**EXERCISE GOAL**
Sort through the entries below and pull out lines containing the word "Precision".

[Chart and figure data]
________________________

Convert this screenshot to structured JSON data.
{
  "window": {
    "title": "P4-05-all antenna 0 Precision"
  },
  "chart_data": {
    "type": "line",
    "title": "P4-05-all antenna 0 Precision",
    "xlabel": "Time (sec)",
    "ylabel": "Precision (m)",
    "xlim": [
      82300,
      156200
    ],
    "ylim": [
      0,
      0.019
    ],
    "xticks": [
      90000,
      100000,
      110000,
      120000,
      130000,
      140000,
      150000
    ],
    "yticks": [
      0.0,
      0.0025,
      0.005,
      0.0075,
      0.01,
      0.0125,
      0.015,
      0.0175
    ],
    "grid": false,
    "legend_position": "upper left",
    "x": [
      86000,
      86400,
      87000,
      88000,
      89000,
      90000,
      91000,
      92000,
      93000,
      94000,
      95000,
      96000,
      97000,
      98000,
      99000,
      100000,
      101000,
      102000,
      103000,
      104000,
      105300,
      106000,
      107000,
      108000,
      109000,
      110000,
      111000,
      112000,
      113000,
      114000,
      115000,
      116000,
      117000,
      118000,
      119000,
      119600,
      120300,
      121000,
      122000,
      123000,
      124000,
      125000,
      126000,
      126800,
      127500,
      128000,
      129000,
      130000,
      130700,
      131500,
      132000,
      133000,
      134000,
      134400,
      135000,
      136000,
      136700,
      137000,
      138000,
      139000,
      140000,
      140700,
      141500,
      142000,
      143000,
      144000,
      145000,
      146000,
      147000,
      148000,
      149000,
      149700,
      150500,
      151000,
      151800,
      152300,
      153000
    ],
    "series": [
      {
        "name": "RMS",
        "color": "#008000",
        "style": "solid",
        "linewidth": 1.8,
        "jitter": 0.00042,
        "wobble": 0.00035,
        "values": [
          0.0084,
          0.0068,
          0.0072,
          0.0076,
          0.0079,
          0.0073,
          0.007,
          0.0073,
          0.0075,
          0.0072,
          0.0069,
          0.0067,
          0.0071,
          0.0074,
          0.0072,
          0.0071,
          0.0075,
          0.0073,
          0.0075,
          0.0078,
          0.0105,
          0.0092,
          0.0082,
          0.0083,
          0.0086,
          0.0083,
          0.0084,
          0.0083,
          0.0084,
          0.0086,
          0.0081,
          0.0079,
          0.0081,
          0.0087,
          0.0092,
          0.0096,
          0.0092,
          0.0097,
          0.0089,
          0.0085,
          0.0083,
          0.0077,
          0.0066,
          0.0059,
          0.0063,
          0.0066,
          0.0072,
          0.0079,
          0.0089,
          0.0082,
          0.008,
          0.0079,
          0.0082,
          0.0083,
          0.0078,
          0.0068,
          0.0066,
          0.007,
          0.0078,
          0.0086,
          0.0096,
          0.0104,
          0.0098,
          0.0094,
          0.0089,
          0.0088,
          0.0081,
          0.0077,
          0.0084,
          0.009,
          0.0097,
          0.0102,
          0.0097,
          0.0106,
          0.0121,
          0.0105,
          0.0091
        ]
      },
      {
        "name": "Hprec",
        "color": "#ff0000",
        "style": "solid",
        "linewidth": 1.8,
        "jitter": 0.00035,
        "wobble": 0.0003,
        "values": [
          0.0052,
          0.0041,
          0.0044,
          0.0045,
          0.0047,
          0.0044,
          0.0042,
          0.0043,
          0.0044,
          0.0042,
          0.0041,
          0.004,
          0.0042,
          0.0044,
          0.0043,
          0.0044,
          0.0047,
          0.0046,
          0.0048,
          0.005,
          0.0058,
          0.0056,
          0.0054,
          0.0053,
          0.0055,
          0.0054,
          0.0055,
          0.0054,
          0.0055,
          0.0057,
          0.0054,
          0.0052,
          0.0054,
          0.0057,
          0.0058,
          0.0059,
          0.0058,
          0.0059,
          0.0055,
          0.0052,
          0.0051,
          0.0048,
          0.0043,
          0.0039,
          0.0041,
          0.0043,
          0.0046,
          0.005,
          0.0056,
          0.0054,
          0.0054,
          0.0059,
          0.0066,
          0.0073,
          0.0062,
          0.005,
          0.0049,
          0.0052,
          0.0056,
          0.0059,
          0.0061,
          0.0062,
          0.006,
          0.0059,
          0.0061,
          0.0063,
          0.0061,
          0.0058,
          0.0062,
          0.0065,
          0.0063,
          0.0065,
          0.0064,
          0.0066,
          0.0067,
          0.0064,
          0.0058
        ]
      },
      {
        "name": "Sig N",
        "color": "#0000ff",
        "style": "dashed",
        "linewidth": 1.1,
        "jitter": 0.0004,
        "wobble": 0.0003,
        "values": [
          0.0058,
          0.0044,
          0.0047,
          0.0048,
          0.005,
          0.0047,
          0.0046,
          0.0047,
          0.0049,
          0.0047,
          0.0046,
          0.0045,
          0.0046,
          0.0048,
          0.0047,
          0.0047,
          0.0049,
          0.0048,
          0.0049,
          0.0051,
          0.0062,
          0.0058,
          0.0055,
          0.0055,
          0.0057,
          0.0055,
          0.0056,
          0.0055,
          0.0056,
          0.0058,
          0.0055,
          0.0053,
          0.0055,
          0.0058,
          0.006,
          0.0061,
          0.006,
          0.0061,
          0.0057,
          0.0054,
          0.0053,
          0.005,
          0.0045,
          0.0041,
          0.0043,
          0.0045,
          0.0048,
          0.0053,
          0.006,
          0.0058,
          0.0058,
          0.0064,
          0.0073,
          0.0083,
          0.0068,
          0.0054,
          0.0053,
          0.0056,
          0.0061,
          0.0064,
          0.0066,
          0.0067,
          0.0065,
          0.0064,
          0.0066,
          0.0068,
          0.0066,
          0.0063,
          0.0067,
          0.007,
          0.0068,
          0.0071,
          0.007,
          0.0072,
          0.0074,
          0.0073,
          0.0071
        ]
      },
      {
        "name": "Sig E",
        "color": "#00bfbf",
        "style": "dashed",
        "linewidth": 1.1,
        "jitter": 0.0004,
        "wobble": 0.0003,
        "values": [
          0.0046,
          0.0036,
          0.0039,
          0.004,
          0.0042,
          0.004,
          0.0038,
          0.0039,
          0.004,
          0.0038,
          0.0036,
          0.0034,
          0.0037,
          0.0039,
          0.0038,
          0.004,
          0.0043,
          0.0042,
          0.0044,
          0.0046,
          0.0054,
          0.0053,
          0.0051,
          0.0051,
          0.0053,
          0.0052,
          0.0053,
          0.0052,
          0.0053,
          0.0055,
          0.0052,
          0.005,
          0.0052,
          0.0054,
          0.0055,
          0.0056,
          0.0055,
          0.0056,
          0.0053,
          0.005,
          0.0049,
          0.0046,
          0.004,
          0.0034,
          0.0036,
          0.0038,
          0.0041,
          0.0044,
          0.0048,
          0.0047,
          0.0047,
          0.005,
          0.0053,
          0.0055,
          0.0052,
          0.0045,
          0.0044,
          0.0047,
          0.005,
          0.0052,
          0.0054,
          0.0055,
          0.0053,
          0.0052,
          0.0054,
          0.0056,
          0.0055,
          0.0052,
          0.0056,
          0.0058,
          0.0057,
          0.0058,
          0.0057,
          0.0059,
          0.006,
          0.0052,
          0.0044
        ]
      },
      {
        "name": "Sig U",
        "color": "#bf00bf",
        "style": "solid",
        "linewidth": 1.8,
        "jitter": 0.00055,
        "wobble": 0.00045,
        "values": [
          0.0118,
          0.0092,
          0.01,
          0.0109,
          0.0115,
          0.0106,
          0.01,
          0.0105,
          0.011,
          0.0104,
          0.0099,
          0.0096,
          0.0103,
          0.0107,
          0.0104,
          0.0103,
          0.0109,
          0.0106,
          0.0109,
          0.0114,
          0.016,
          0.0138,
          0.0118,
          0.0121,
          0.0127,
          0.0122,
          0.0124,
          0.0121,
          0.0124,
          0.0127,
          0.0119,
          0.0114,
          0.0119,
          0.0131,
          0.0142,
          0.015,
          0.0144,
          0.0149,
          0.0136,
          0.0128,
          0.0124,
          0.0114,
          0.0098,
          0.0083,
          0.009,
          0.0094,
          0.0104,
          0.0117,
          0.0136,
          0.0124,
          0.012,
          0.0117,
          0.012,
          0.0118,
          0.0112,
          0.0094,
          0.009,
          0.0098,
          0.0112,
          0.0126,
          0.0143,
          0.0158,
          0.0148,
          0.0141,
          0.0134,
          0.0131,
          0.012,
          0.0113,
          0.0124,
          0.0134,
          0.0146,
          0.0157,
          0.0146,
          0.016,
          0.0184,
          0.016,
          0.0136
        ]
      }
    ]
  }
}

________________________

**RESULT OF THIS TASK**
    "title": "P4-05-all antenna 0 Precision"
    "title": "P4-05-all antenna 0 Precision",
    "ylabel": "Precision (m)",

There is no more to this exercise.